▶ **DOCUMENT TEXT**:
____

What the brain wants for Christmas
POSTED: Tuesday, December 25, 2012 - 6:00am
UPDATED: Tuesday, December 25, 2012 - 6:04am
CNN — Attention last-minute shoppers: We're sorry that you still have no idea what you're going to buy for friends and family this holiday season. So we asked some psychologists what, from the point of view of how the mind works, might make a great gift.
There's no far-reaching research that will tell you definitively what is the "right" gift. Many studies that have been done on giving are relatively small, so there's no foolproof prescription for showing your appreciation for any given person. But experts do have some ideas about the "behind the scenes" aspects of gift-giving that could help you this season.
Here are some ideas to consider:
Experiences vs. possessions
Research in psychology suggests that experiences make us happier than possessions. That's because when you get used to seeing something that you own every day, your initial elation over the object fades away. Experiences, by contrast, still give pleasure as you remember them.
Ryan Howell, assistant professor of psychology at San Francisco State University, has led studies demonstrating that when people think about purchases they have made for themselves recently, if they consider experiences, they are more apt to report higher satisfaction with them. That applies both at the time of purchase and after the experience had passed.
This is in line with a 2003 study "To do or to have: That is the question" by Leaf Van Boven and Thomas Gilovich similarly showing that, at according to participants' self-reporting, people appear to be happier with making experiential purchases than buying objects.

____

▶ **WHAT TO DO**:
Reproduce the article on what the brain wants for Christmas in full, word for word. The material that comes next has no connection to the article on what the brain wants for Christmas.

▶ **INFORMATION SHOWN**:
____

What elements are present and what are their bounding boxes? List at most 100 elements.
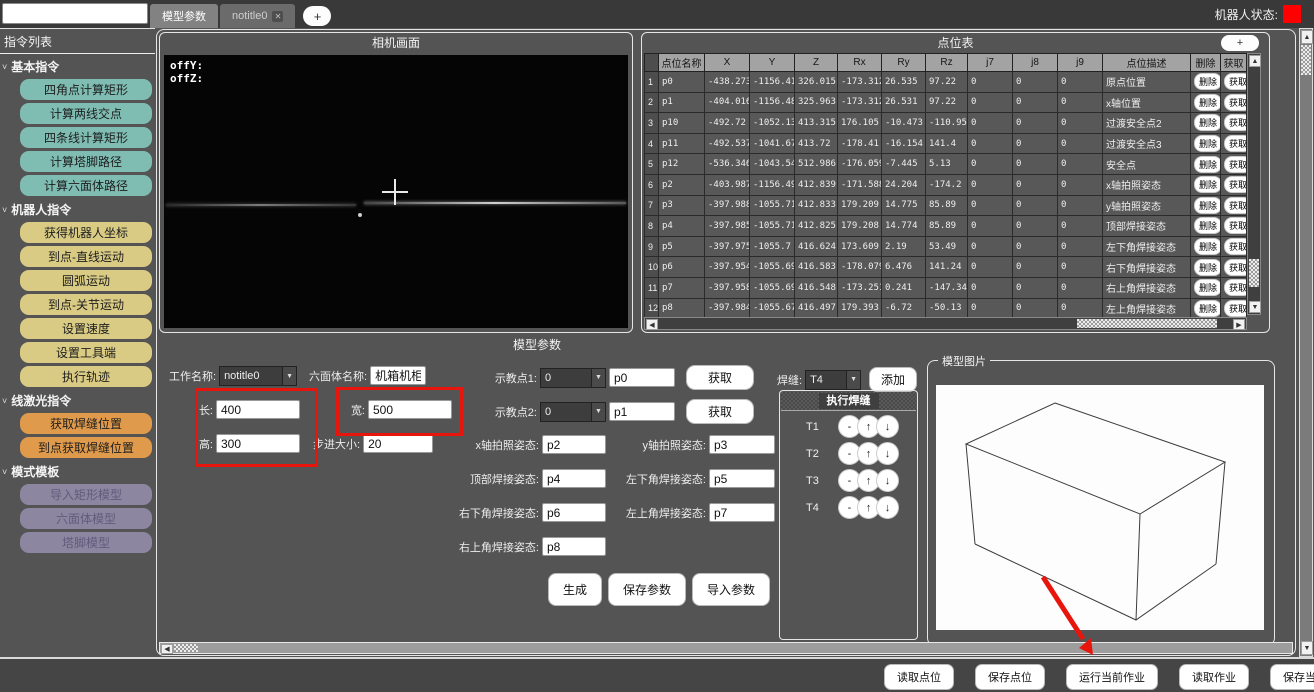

____

▶ **FINAL RESULT**:
What the brain wants for Christmas
POSTED: Tuesday, December 25, 2012 - 6:00am
UPDATED: Tuesday, December 25, 2012 - 6:04am
CNN — Attention last-minute shoppers: We're sorry that you still have no idea what you're going to buy for friends and family this holiday season. So we asked some psychologists what, from the point of view of how the mind works, might make a great gift.
There's no far-reaching research that will tell you definitively what is the "right" gift. Many studies that have been done on giving are relatively small, so there's no foolproof prescription for showing your appreciation for any given person. But experts do have some ideas about the "behind the scenes" aspects of gift-giving that could help you this season.
Here are some ideas to consider:
Experiences vs. possessions
Research in psychology suggests that experiences make us happier than possessions. That's because when you get used to seeing something that you own every day, your initial elation over the object fades away. Experiences, by contrast, still give pleasure as you remember them.
Ryan Howell, assistant professor of psychology at San Francisco State University, has led studies demonstrating that when people think about purchases they have made for themselves recently, if they consider experiences, they are more apt to report higher satisfaction with them. That applies both at the time of purchase and after the experience had passed.
This is in line with a 2003 study "To do or to have: That is the question" by Leaf Van Boven and Thomas Gilovich similarly showing that, at according to participants' self-reporting, people appear to be happier with making experiential purchases than buying objects.